Excerpted records>

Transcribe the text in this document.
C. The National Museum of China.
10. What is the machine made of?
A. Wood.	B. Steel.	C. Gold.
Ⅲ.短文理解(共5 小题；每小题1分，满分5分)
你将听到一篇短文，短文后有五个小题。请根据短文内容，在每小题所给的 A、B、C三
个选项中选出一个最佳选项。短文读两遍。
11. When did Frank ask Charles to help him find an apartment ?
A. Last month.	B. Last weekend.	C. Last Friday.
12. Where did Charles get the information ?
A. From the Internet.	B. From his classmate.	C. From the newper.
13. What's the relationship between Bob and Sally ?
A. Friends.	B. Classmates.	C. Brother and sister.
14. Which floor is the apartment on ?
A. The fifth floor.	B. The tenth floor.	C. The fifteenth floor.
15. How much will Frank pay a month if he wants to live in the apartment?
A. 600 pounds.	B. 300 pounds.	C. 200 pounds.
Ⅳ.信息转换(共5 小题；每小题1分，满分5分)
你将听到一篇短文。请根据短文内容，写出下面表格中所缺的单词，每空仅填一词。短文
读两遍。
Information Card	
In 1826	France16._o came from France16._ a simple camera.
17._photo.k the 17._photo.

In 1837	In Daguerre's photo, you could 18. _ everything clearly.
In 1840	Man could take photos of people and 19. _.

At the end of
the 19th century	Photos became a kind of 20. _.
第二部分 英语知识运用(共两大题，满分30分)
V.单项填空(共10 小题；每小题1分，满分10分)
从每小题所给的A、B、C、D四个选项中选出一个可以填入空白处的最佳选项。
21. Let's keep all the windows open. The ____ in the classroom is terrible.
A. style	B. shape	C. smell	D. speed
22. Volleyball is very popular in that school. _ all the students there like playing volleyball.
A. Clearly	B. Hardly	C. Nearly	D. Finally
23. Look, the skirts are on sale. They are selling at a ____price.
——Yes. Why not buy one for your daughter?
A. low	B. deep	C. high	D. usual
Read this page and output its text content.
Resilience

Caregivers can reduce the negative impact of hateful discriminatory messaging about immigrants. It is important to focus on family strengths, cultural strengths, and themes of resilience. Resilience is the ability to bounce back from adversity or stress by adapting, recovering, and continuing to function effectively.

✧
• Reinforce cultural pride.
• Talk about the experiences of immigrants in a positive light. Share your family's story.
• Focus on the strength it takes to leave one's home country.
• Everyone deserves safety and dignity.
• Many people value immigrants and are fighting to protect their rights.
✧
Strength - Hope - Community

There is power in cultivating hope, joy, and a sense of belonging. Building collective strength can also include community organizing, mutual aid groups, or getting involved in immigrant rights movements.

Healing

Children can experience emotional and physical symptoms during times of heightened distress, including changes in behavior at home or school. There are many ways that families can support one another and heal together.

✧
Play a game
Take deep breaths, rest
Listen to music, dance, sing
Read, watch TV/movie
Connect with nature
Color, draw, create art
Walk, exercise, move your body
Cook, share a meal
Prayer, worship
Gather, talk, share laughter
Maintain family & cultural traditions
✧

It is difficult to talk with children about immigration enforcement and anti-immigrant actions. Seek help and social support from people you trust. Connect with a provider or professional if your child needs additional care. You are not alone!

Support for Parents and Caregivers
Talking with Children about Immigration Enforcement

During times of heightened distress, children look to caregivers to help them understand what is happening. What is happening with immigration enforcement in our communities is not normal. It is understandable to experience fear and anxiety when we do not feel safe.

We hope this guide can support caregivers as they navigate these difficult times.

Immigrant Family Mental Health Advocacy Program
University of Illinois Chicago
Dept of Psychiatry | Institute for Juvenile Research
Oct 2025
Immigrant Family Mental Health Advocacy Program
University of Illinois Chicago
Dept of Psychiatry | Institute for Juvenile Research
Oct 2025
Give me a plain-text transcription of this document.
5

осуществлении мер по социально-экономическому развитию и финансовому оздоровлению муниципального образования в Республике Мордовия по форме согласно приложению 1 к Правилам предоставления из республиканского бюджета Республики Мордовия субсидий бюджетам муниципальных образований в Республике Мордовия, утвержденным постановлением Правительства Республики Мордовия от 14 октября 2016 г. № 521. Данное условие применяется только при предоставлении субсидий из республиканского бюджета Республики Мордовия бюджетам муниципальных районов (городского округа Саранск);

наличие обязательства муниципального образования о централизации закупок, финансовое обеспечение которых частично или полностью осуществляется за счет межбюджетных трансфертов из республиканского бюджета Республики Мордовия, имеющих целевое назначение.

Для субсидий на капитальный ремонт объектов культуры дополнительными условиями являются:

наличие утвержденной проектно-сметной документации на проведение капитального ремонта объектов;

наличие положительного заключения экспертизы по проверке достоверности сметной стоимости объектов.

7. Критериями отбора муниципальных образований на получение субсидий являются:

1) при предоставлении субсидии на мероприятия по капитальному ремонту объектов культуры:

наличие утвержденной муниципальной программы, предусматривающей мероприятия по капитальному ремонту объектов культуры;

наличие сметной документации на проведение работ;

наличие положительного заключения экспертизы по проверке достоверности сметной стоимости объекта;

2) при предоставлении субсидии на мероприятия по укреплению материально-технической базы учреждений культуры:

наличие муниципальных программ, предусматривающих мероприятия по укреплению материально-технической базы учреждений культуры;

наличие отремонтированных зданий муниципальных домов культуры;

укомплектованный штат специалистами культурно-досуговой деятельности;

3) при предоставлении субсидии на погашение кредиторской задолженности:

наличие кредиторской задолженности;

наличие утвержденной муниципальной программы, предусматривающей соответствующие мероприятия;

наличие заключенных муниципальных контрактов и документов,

Task> In the entries above, identify each line that includes the string "являются", then copy it.

Exercise answer>
Для субсидий на капитальный ремонт объектов культуры дополнительными условиями являются:
7. Критериями отбора муниципальных образований на получение субсидий являются:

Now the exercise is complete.